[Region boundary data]
** Start **
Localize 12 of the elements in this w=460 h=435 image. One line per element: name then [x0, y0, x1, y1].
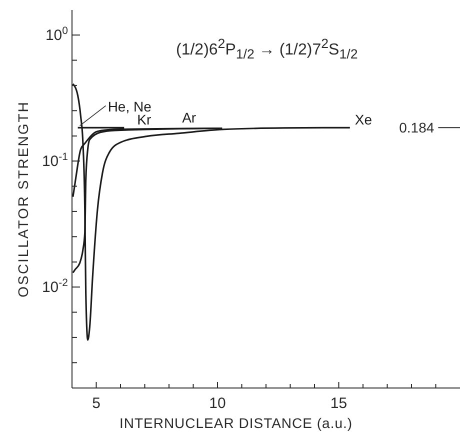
y-tick-label: 10$^{0}$: [45, 25, 68, 44]
series-label: Xe: [354, 112, 372, 128]
x-axis-title: INTERNUCLEAR DISTANCE (a.u.): [119, 415, 353, 431]
y-tick-label: 10$^{-2}$: [42, 277, 68, 296]
y-axis-title: OSCILLATOR STRENGTH: [15, 100, 31, 298]
y-tick-label: 10$^{-1}$: [42, 151, 68, 170]
x-tick-label: 10: [209, 395, 226, 412]
series-label: Ar: [182, 109, 196, 126]
x-tick-label: 5: [92, 395, 100, 412]
text: (1/2)6$^{2}$P$_{1/2}$ → (1/2)7$^{2}$S$_{1/2}$: [176, 36, 358, 62]
ref-line-label: 0.184: [399, 120, 434, 136]
x-tick-label: 15: [330, 395, 348, 412]
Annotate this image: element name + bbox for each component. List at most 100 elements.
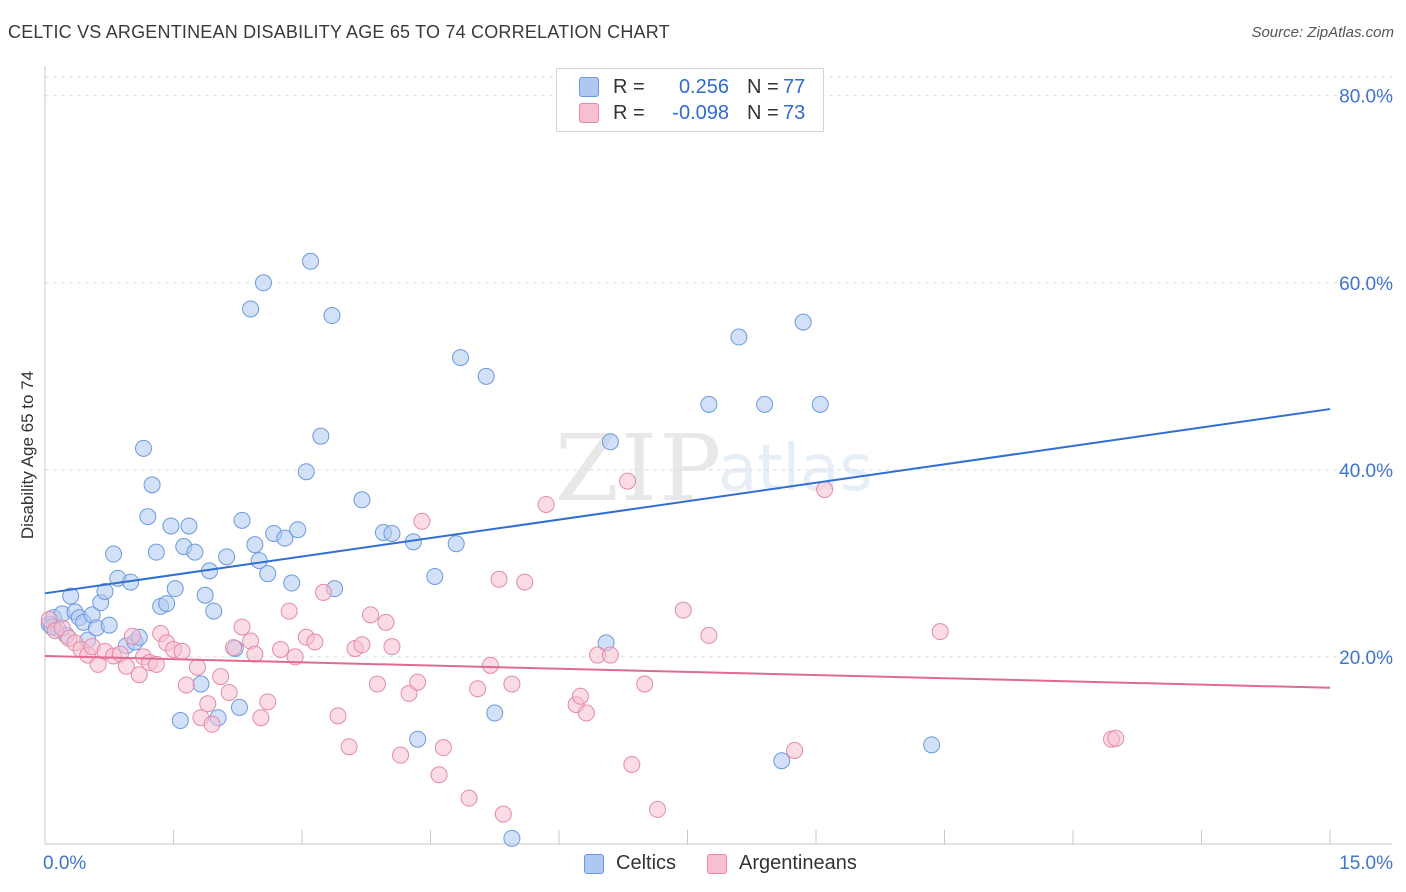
argentineans-point-13 [123, 627, 141, 645]
argentineans-point-34 [259, 693, 277, 711]
argentineans-point-30 [233, 618, 251, 636]
argentineans-point-45 [362, 606, 380, 624]
celtics-point-72 [773, 752, 791, 770]
celtics-point-70 [730, 328, 748, 346]
celtics-point-13 [96, 582, 114, 600]
celtics-point-15 [105, 545, 123, 563]
argentineans-point-14 [130, 666, 148, 684]
y-tick-label-1: 40.0% [1339, 461, 1393, 482]
celtics-point-26 [158, 595, 176, 613]
argentineans-point-51 [409, 673, 427, 691]
argentineans-point-68 [619, 472, 637, 490]
argentineans-point-74 [786, 741, 804, 759]
celtics-point-75 [923, 736, 941, 754]
argentineans-swatch [579, 103, 599, 123]
argentineans-point-57 [481, 656, 499, 674]
celtics-point-52 [302, 252, 320, 270]
celtics-point-43 [246, 536, 264, 554]
watermark-atlas: atlas [718, 432, 873, 506]
celtics-point-66 [503, 829, 521, 847]
celtics-point-46 [259, 565, 277, 583]
series-legend: Celtics Argentineans [0, 852, 1406, 878]
argentineans-point-54 [434, 739, 452, 757]
argentineans-point-52 [413, 512, 431, 530]
celtics-legend-swatch [584, 853, 604, 874]
argentineans-point-64 [571, 687, 589, 705]
argentineans-point-22 [177, 676, 195, 694]
celtics-n-label: N = [747, 75, 779, 98]
source-label: Source: ZipAtlas.com [1251, 24, 1394, 41]
celtics-point-73 [794, 313, 812, 331]
argentineans-point-55 [460, 789, 478, 807]
legend-item-argentineans[interactable]: Argentineans [707, 852, 857, 875]
argentineans-point-46 [368, 675, 386, 693]
argentineans-point-28 [220, 683, 238, 701]
celtics-point-64 [477, 367, 495, 385]
celtics-point-56 [353, 491, 371, 509]
argentineans-point-61 [516, 573, 534, 591]
argentineans-point-40 [314, 583, 332, 601]
argentineans-trend-line [44, 654, 1331, 689]
argentineans-point-39 [306, 633, 324, 651]
celtics-point-63 [451, 349, 469, 367]
celtics-point-50 [289, 521, 307, 539]
celtics-point-14 [100, 616, 118, 634]
argentineans-point-50 [400, 684, 418, 702]
argentineans-point-73 [700, 626, 718, 644]
celtics-point-34 [196, 586, 214, 604]
y-axis-label: Disability Age 65 to 74 [18, 370, 37, 540]
argentineans-legend-swatch [707, 853, 727, 874]
argentineans-point-76 [931, 623, 949, 641]
argentineans-point-44 [353, 636, 371, 654]
celtics-point-62 [447, 535, 465, 553]
celtics-point-49 [283, 574, 301, 592]
grid [45, 76, 1392, 658]
argentineans-point-65 [577, 704, 595, 722]
celtics-r-value: 0.256 [678, 75, 729, 98]
celtics-point-27 [162, 517, 180, 535]
argentineans-point-59 [494, 805, 512, 823]
argentineans-point-58 [490, 570, 508, 588]
celtics-point-33 [192, 675, 210, 693]
celtics-point-58 [383, 524, 401, 542]
celtics-point-41 [233, 511, 251, 529]
x-tick-label-max: 15.0% [1339, 853, 1393, 874]
celtics-point-5 [62, 587, 80, 605]
argentineans-point-32 [246, 645, 264, 663]
y-tick-label-0: 20.0% [1339, 648, 1393, 669]
celtics-legend-label: Celtics [616, 852, 677, 874]
argentineans-n-label: N = [747, 101, 779, 124]
argentineans-point-70 [636, 675, 654, 693]
tick-labels: 20.0% 40.0% 60.0% 80.0% 0.0% 15.0% [43, 87, 1393, 874]
argentineans-r-value: -0.098 [672, 101, 729, 124]
celtics-point-74 [811, 395, 829, 413]
argentineans-point-29 [224, 639, 242, 657]
legend-row-argentineans: R = -0.098 N = 73 [579, 100, 805, 126]
argentineans-point-67 [601, 646, 619, 664]
celtics-point-67 [601, 433, 619, 451]
argentineans-points [40, 472, 1125, 823]
argentineans-point-78 [1107, 729, 1125, 747]
argentineans-point-17 [147, 655, 165, 673]
celtics-point-22 [139, 508, 157, 526]
argentineans-point-69 [623, 755, 641, 773]
chart-title: CELTIC VS ARGENTINEAN DISABILITY AGE 65 … [8, 22, 670, 42]
argentineans-point-25 [199, 695, 217, 713]
argentineans-point-53 [430, 766, 448, 784]
argentineans-point-27 [212, 668, 230, 686]
celtics-trend-line [44, 408, 1331, 595]
celtics-point-42 [242, 300, 260, 318]
argentineans-point-33 [252, 709, 270, 727]
argentineans-point-71 [649, 800, 667, 818]
argentineans-point-48 [383, 638, 401, 656]
argentineans-r-label: R = [613, 101, 645, 124]
stats-legend: R = 0.256 N = 77 R = -0.098 N = 73 [556, 68, 824, 132]
argentineans-point-56 [469, 680, 487, 698]
argentineans-point-21 [173, 642, 191, 660]
legend-item-celtics[interactable]: Celtics [584, 852, 676, 875]
argentineans-point-42 [340, 738, 358, 756]
argentineans-point-72 [674, 601, 692, 619]
celtics-point-31 [180, 517, 198, 535]
argentineans-point-49 [392, 746, 410, 764]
** End **
Written task
Please copy the data above word for word, from its first line through the line containing "Annotate this image: element", including both. Leave the pictures out of your copy.

Solved problem
Localize 12 of the elements in this w=460 h=435 image. One line per element: name then [x0, y0, x1, y1].
y-tick-label: 10$^{0}$: [45, 25, 68, 44]
series-label: Xe: [354, 112, 372, 128]
x-axis-title: INTERNUCLEAR DISTANCE (a.u.): [119, 415, 353, 431]
y-tick-label: 10$^{-2}$: [42, 277, 68, 296]
y-axis-title: OSCILLATOR STRENGTH: [15, 100, 31, 298]
y-tick-label: 10$^{-1}$: [42, 151, 68, 170]
x-tick-label: 10: [209, 395, 226, 412]
series-label: Ar: [182, 109, 196, 126]
x-tick-label: 5: [92, 395, 100, 412]
text: (1/2)6$^{2}$P$_{1/2}$ → (1/2)7$^{2}$S$_{1/2}$: [176, 36, 358, 62]
ref-line-label: 0.184: [399, 120, 434, 136]
x-tick-label: 15: [330, 395, 348, 412]
Annotate this image: element name + bbox for each component. List at most 100 elements.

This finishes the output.